+++ Records supplied +++

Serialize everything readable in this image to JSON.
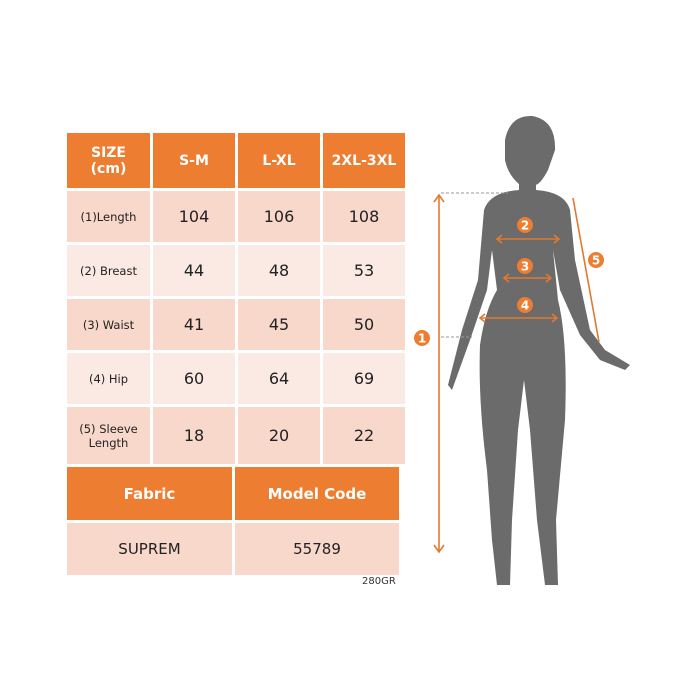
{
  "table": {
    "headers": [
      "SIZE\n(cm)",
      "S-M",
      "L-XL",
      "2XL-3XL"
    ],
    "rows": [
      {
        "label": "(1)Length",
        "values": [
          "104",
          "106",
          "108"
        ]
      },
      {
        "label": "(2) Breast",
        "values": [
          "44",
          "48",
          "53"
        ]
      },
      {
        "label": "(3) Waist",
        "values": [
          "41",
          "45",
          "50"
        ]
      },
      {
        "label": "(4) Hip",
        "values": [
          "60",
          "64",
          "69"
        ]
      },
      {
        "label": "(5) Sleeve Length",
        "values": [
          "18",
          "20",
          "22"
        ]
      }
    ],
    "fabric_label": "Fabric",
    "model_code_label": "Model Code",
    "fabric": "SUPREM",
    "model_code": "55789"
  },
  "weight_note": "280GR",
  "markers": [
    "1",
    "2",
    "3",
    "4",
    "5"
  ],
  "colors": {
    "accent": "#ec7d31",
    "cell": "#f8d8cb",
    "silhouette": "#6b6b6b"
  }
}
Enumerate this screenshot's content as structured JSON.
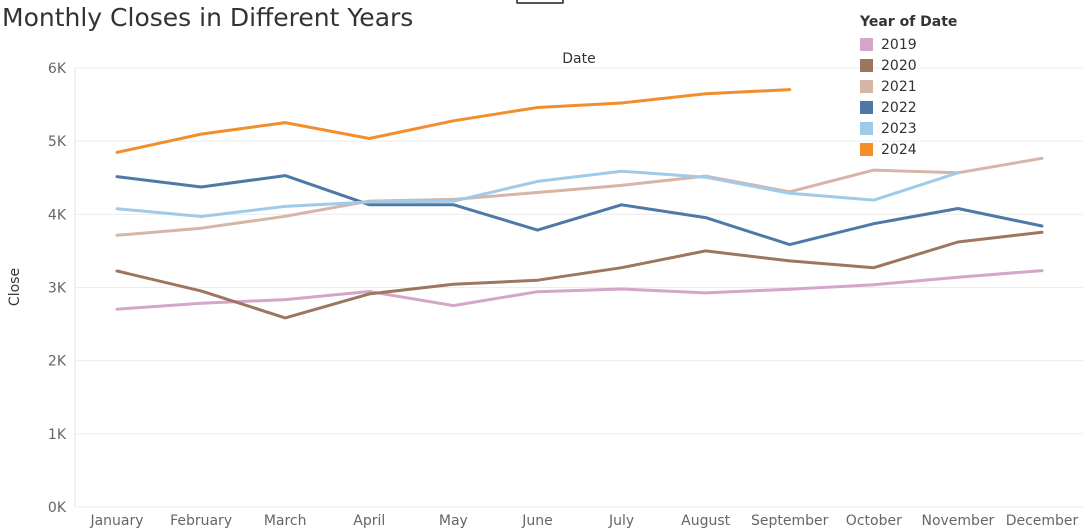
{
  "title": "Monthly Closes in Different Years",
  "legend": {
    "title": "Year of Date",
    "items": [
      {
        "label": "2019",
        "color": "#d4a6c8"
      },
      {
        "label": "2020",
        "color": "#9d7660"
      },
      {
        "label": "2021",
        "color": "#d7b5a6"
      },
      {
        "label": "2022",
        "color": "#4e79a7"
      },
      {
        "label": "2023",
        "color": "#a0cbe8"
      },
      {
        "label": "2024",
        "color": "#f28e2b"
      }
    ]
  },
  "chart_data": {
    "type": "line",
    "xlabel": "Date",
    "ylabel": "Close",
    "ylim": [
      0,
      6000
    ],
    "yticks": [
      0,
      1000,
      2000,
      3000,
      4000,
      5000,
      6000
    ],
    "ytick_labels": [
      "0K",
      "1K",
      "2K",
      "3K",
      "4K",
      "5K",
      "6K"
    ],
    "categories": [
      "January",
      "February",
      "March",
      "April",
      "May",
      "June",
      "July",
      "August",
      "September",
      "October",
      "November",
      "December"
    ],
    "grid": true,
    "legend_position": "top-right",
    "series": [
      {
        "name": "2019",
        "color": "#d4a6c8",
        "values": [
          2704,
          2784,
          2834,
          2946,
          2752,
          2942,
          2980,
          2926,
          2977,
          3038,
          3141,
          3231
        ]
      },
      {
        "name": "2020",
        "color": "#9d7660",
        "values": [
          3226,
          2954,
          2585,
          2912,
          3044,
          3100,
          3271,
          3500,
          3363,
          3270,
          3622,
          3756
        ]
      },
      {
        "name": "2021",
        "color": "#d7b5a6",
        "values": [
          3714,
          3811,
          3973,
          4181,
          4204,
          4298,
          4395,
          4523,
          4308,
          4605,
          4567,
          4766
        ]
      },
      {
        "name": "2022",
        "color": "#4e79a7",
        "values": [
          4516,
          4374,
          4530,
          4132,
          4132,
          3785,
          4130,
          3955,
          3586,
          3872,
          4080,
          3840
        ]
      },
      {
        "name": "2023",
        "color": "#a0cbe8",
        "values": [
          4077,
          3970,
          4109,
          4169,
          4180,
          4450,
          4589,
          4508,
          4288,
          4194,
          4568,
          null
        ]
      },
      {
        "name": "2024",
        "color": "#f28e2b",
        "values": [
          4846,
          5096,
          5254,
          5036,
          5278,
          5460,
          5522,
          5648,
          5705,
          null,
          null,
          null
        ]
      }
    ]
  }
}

+++
+++ Records supplied +++

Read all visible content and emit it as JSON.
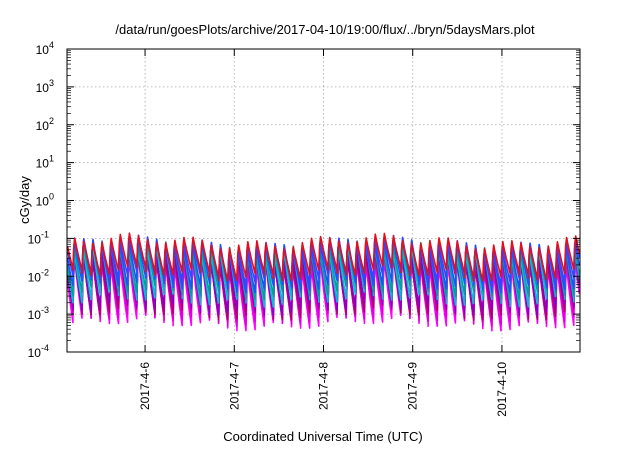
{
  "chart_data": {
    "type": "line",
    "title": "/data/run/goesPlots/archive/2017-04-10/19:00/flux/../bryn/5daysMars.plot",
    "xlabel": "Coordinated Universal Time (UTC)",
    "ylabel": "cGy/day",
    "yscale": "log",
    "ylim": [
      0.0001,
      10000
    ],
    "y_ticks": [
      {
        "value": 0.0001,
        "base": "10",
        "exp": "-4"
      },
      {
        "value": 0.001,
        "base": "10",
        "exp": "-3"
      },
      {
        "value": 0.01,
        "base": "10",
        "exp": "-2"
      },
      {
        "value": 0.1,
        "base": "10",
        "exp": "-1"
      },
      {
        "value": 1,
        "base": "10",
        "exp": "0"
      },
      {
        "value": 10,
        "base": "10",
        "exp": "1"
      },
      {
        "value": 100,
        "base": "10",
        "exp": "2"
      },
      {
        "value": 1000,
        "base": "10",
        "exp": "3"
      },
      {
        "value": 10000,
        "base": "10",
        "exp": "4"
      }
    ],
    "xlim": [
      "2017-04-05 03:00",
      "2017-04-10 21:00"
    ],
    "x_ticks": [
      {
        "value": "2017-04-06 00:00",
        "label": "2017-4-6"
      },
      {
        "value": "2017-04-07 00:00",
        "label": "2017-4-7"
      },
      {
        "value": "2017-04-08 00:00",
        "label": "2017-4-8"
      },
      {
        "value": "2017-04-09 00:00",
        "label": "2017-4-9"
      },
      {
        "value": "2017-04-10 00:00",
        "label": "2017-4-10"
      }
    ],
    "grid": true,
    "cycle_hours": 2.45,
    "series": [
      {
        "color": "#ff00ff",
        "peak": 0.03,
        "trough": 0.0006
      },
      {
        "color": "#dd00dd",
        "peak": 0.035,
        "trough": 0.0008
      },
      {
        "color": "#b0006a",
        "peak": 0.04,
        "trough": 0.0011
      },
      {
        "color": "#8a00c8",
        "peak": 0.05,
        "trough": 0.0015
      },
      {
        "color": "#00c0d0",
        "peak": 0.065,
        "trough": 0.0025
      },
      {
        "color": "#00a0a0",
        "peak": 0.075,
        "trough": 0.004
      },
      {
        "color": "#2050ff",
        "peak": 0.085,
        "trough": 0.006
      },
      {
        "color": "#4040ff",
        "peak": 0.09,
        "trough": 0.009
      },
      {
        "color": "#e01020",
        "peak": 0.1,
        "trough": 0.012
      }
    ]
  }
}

+++

> _Problem to solve_: Pull every line containing the word "this" out of the material.

> _Task response_:
Serialize everything readable in this image to JSON.
Enumerate this screenshot's content as structured JSON.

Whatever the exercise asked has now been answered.